▸ What you should do:
Will you transcribe the entries that follow, exactly and in full?

'''

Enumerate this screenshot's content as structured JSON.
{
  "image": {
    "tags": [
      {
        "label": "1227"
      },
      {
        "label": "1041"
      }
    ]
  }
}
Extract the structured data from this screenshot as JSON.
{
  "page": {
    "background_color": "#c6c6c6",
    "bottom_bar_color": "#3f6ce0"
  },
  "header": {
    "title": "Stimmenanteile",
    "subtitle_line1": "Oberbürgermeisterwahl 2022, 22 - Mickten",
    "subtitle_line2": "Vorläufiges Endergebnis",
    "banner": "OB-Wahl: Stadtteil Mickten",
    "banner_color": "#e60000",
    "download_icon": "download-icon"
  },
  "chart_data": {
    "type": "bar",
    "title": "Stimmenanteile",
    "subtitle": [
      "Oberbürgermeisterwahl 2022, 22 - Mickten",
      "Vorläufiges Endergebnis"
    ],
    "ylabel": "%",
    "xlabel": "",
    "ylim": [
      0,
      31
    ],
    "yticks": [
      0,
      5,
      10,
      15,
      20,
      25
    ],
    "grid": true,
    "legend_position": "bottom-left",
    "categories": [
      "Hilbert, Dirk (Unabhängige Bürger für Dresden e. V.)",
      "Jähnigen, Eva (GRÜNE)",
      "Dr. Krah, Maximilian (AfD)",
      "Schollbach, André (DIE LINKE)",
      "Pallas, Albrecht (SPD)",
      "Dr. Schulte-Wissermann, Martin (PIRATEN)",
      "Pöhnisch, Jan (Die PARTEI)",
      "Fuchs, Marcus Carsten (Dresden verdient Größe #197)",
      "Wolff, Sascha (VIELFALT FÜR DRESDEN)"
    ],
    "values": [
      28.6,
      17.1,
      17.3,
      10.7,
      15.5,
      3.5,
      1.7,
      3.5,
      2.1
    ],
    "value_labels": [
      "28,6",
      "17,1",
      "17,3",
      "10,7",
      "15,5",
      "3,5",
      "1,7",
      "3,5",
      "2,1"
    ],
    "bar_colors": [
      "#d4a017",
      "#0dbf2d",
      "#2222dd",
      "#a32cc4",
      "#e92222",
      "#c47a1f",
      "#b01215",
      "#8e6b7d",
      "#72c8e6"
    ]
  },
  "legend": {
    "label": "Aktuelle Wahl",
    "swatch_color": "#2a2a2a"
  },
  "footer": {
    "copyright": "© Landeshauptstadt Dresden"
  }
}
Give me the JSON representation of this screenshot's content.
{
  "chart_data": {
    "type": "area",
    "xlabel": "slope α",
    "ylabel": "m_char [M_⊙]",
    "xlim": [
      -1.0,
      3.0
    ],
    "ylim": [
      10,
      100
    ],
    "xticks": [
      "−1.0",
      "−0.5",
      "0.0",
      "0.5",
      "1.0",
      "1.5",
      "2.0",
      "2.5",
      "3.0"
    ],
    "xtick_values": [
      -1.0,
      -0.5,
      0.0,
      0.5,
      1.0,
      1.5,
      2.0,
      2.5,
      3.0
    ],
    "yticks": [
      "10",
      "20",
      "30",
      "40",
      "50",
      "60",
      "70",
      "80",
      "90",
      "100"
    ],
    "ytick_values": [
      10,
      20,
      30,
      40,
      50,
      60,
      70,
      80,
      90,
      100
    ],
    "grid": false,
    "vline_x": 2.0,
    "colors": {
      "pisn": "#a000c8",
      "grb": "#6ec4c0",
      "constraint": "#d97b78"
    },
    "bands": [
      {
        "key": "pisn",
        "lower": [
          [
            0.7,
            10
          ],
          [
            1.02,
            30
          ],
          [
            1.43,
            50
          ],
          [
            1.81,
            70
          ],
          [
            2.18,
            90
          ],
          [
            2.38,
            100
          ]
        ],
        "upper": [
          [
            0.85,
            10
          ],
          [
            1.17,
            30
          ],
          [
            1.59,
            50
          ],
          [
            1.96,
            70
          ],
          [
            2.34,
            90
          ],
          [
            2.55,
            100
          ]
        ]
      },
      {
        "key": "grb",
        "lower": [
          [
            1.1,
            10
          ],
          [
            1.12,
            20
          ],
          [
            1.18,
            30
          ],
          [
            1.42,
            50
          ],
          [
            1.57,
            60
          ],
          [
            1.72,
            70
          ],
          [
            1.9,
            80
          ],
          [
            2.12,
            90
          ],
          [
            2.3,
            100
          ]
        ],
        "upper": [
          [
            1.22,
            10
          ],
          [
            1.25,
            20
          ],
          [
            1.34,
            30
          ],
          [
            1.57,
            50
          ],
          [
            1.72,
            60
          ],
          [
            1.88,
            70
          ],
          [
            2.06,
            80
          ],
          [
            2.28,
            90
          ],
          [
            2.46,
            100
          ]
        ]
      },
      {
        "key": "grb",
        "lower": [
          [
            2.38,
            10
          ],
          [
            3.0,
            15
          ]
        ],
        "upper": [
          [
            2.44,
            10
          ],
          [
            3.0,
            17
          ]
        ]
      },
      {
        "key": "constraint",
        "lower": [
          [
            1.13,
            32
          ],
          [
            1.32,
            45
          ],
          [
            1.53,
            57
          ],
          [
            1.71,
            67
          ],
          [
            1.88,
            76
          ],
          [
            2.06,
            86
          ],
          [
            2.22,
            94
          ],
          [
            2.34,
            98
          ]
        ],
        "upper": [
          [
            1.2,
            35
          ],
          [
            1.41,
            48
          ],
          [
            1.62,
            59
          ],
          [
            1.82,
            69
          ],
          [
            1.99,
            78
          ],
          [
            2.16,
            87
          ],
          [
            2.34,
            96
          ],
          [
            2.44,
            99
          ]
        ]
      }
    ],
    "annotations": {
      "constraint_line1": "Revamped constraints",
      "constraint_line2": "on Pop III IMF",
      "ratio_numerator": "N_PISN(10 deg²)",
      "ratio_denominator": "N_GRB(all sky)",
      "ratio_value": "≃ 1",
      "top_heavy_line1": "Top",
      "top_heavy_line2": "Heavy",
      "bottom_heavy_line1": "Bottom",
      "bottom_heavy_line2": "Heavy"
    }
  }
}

'''

▸ Solution to the problem:
Enumerate this screenshot's content as structured JSON.
{
  "image": {
    "tags": [
      {
        "label": "1227"
      },
      {
        "label": "1041"
      }
    ]
  }
}
Extract the structured data from this screenshot as JSON.
{
  "page": {
    "background_color": "#c6c6c6",
    "bottom_bar_color": "#3f6ce0"
  },
  "header": {
    "title": "Stimmenanteile",
    "subtitle_line1": "Oberbürgermeisterwahl 2022, 22 - Mickten",
    "subtitle_line2": "Vorläufiges Endergebnis",
    "banner": "OB-Wahl: Stadtteil Mickten",
    "banner_color": "#e60000",
    "download_icon": "download-icon"
  },
  "chart_data": {
    "type": "bar",
    "title": "Stimmenanteile",
    "subtitle": [
      "Oberbürgermeisterwahl 2022, 22 - Mickten",
      "Vorläufiges Endergebnis"
    ],
    "ylabel": "%",
    "xlabel": "",
    "ylim": [
      0,
      31
    ],
    "yticks": [
      0,
      5,
      10,
      15,
      20,
      25
    ],
    "grid": true,
    "legend_position": "bottom-left",
    "categories": [
      "Hilbert, Dirk (Unabhängige Bürger für Dresden e. V.)",
      "Jähnigen, Eva (GRÜNE)",
      "Dr. Krah, Maximilian (AfD)",
      "Schollbach, André (DIE LINKE)",
      "Pallas, Albrecht (SPD)",
      "Dr. Schulte-Wissermann, Martin (PIRATEN)",
      "Pöhnisch, Jan (Die PARTEI)",
      "Fuchs, Marcus Carsten (Dresden verdient Größe #197)",
      "Wolff, Sascha (VIELFALT FÜR DRESDEN)"
    ],
    "values": [
      28.6,
      17.1,
      17.3,
      10.7,
      15.5,
      3.5,
      1.7,
      3.5,
      2.1
    ],
    "value_labels": [
      "28,6",
      "17,1",
      "17,3",
      "10,7",
      "15,5",
      "3,5",
      "1,7",
      "3,5",
      "2,1"
    ],
    "bar_colors": [
      "#d4a017",
      "#0dbf2d",
      "#2222dd",
      "#a32cc4",
      "#e92222",
      "#c47a1f",
      "#b01215",
      "#8e6b7d",
      "#72c8e6"
    ]
  },
  "legend": {
    "label": "Aktuelle Wahl",
    "swatch_color": "#2a2a2a"
  },
  "footer": {
    "copyright": "© Landeshauptstadt Dresden"
  }
}
Give me the JSON representation of this screenshot's content.
{
  "chart_data": {
    "type": "area",
    "xlabel": "slope α",
    "ylabel": "m_char [M_⊙]",
    "xlim": [
      -1.0,
      3.0
    ],
    "ylim": [
      10,
      100
    ],
    "xticks": [
      "−1.0",
      "−0.5",
      "0.0",
      "0.5",
      "1.0",
      "1.5",
      "2.0",
      "2.5",
      "3.0"
    ],
    "xtick_values": [
      -1.0,
      -0.5,
      0.0,
      0.5,
      1.0,
      1.5,
      2.0,
      2.5,
      3.0
    ],
    "yticks": [
      "10",
      "20",
      "30",
      "40",
      "50",
      "60",
      "70",
      "80",
      "90",
      "100"
    ],
    "ytick_values": [
      10,
      20,
      30,
      40,
      50,
      60,
      70,
      80,
      90,
      100
    ],
    "grid": false,
    "vline_x": 2.0,
    "colors": {
      "pisn": "#a000c8",
      "grb": "#6ec4c0",
      "constraint": "#d97b78"
    },
    "bands": [
      {
        "key": "pisn",
        "lower": [
          [
            0.7,
            10
          ],
          [
            1.02,
            30
          ],
          [
            1.43,
            50
          ],
          [
            1.81,
            70
          ],
          [
            2.18,
            90
          ],
          [
            2.38,
            100
          ]
        ],
        "upper": [
          [
            0.85,
            10
          ],
          [
            1.17,
            30
          ],
          [
            1.59,
            50
          ],
          [
            1.96,
            70
          ],
          [
            2.34,
            90
          ],
          [
            2.55,
            100
          ]
        ]
      },
      {
        "key": "grb",
        "lower": [
          [
            1.1,
            10
          ],
          [
            1.12,
            20
          ],
          [
            1.18,
            30
          ],
          [
            1.42,
            50
          ],
          [
            1.57,
            60
          ],
          [
            1.72,
            70
          ],
          [
            1.9,
            80
          ],
          [
            2.12,
            90
          ],
          [
            2.3,
            100
          ]
        ],
        "upper": [
          [
            1.22,
            10
          ],
          [
            1.25,
            20
          ],
          [
            1.34,
            30
          ],
          [
            1.57,
            50
          ],
          [
            1.72,
            60
          ],
          [
            1.88,
            70
          ],
          [
            2.06,
            80
          ],
          [
            2.28,
            90
          ],
          [
            2.46,
            100
          ]
        ]
      },
      {
        "key": "grb",
        "lower": [
          [
            2.38,
            10
          ],
          [
            3.0,
            15
          ]
        ],
        "upper": [
          [
            2.44,
            10
          ],
          [
            3.0,
            17
          ]
        ]
      },
      {
        "key": "constraint",
        "lower": [
          [
            1.13,
            32
          ],
          [
            1.32,
            45
          ],
          [
            1.53,
            57
          ],
          [
            1.71,
            67
          ],
          [
            1.88,
            76
          ],
          [
            2.06,
            86
          ],
          [
            2.22,
            94
          ],
          [
            2.34,
            98
          ]
        ],
        "upper": [
          [
            1.2,
            35
          ],
          [
            1.41,
            48
          ],
          [
            1.62,
            59
          ],
          [
            1.82,
            69
          ],
          [
            1.99,
            78
          ],
          [
            2.16,
            87
          ],
          [
            2.34,
            96
          ],
          [
            2.44,
            99
          ]
        ]
      }
    ],
    "annotations": {
      "constraint_line1": "Revamped constraints",
      "constraint_line2": "on Pop III IMF",
      "ratio_numerator": "N_PISN(10 deg²)",
      "ratio_denominator": "N_GRB(all sky)",
      "ratio_value": "≃ 1",
      "top_heavy_line1": "Top",
      "top_heavy_line2": "Heavy",
      "bottom_heavy_line1": "Bottom",
      "bottom_heavy_line2": "Heavy"
    }
  }
}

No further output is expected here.